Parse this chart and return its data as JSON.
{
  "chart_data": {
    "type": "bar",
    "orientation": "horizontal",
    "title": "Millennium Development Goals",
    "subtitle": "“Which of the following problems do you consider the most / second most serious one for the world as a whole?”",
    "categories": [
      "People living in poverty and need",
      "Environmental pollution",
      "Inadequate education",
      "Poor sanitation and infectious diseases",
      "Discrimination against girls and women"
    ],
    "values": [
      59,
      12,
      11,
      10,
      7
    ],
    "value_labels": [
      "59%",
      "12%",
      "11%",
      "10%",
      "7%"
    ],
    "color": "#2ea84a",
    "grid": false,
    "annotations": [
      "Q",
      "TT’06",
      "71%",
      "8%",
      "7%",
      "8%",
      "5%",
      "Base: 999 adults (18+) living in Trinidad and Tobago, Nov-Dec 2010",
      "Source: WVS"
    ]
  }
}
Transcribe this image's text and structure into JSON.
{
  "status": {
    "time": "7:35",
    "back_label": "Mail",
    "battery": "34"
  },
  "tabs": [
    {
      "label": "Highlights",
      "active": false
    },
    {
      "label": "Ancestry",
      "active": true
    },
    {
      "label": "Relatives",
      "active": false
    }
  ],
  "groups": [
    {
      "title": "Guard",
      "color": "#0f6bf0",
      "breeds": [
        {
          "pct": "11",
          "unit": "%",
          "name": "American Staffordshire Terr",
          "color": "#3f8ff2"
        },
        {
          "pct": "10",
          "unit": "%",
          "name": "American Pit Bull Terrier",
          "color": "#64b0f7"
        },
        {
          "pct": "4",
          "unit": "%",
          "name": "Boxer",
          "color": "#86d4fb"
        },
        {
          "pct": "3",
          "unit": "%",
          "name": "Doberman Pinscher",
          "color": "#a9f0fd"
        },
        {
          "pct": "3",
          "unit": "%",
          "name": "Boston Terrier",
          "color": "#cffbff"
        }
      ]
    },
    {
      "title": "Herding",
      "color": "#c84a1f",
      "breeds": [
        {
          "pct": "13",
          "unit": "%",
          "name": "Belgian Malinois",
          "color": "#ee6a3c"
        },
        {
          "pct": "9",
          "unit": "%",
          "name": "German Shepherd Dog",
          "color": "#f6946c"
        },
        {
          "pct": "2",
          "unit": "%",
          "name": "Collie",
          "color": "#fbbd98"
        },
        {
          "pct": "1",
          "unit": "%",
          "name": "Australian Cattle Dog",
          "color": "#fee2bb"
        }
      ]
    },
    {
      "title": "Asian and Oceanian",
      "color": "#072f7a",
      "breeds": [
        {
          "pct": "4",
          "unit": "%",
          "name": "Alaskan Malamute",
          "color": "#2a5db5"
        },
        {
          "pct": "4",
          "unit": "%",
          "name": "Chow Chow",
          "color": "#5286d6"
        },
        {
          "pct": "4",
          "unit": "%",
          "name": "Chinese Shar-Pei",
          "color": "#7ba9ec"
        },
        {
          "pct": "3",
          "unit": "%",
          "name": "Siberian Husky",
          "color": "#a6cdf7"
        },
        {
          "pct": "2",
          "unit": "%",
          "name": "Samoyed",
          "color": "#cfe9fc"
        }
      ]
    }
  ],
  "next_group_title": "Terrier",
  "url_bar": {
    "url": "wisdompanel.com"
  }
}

#### Stated exercise
Print the material above once more, exactly.

#### Result of this exercise
Parse this chart and return its data as JSON.
{
  "chart_data": {
    "type": "bar",
    "orientation": "horizontal",
    "title": "Millennium Development Goals",
    "subtitle": "“Which of the following problems do you consider the most / second most serious one for the world as a whole?”",
    "categories": [
      "People living in poverty and need",
      "Environmental pollution",
      "Inadequate education",
      "Poor sanitation and infectious diseases",
      "Discrimination against girls and women"
    ],
    "values": [
      59,
      12,
      11,
      10,
      7
    ],
    "value_labels": [
      "59%",
      "12%",
      "11%",
      "10%",
      "7%"
    ],
    "color": "#2ea84a",
    "grid": false,
    "annotations": [
      "Q",
      "TT’06",
      "71%",
      "8%",
      "7%",
      "8%",
      "5%",
      "Base: 999 adults (18+) living in Trinidad and Tobago, Nov-Dec 2010",
      "Source: WVS"
    ]
  }
}
Transcribe this image's text and structure into JSON.
{
  "status": {
    "time": "7:35",
    "back_label": "Mail",
    "battery": "34"
  },
  "tabs": [
    {
      "label": "Highlights",
      "active": false
    },
    {
      "label": "Ancestry",
      "active": true
    },
    {
      "label": "Relatives",
      "active": false
    }
  ],
  "groups": [
    {
      "title": "Guard",
      "color": "#0f6bf0",
      "breeds": [
        {
          "pct": "11",
          "unit": "%",
          "name": "American Staffordshire Terr",
          "color": "#3f8ff2"
        },
        {
          "pct": "10",
          "unit": "%",
          "name": "American Pit Bull Terrier",
          "color": "#64b0f7"
        },
        {
          "pct": "4",
          "unit": "%",
          "name": "Boxer",
          "color": "#86d4fb"
        },
        {
          "pct": "3",
          "unit": "%",
          "name": "Doberman Pinscher",
          "color": "#a9f0fd"
        },
        {
          "pct": "3",
          "unit": "%",
          "name": "Boston Terrier",
          "color": "#cffbff"
        }
      ]
    },
    {
      "title": "Herding",
      "color": "#c84a1f",
      "breeds": [
        {
          "pct": "13",
          "unit": "%",
          "name": "Belgian Malinois",
          "color": "#ee6a3c"
        },
        {
          "pct": "9",
          "unit": "%",
          "name": "German Shepherd Dog",
          "color": "#f6946c"
        },
        {
          "pct": "2",
          "unit": "%",
          "name": "Collie",
          "color": "#fbbd98"
        },
        {
          "pct": "1",
          "unit": "%",
          "name": "Australian Cattle Dog",
          "color": "#fee2bb"
        }
      ]
    },
    {
      "title": "Asian and Oceanian",
      "color": "#072f7a",
      "breeds": [
        {
          "pct": "4",
          "unit": "%",
          "name": "Alaskan Malamute",
          "color": "#2a5db5"
        },
        {
          "pct": "4",
          "unit": "%",
          "name": "Chow Chow",
          "color": "#5286d6"
        },
        {
          "pct": "4",
          "unit": "%",
          "name": "Chinese Shar-Pei",
          "color": "#7ba9ec"
        },
        {
          "pct": "3",
          "unit": "%",
          "name": "Siberian Husky",
          "color": "#a6cdf7"
        },
        {
          "pct": "2",
          "unit": "%",
          "name": "Samoyed",
          "color": "#cfe9fc"
        }
      ]
    }
  ],
  "next_group_title": "Terrier",
  "url_bar": {
    "url": "wisdompanel.com"
  }
}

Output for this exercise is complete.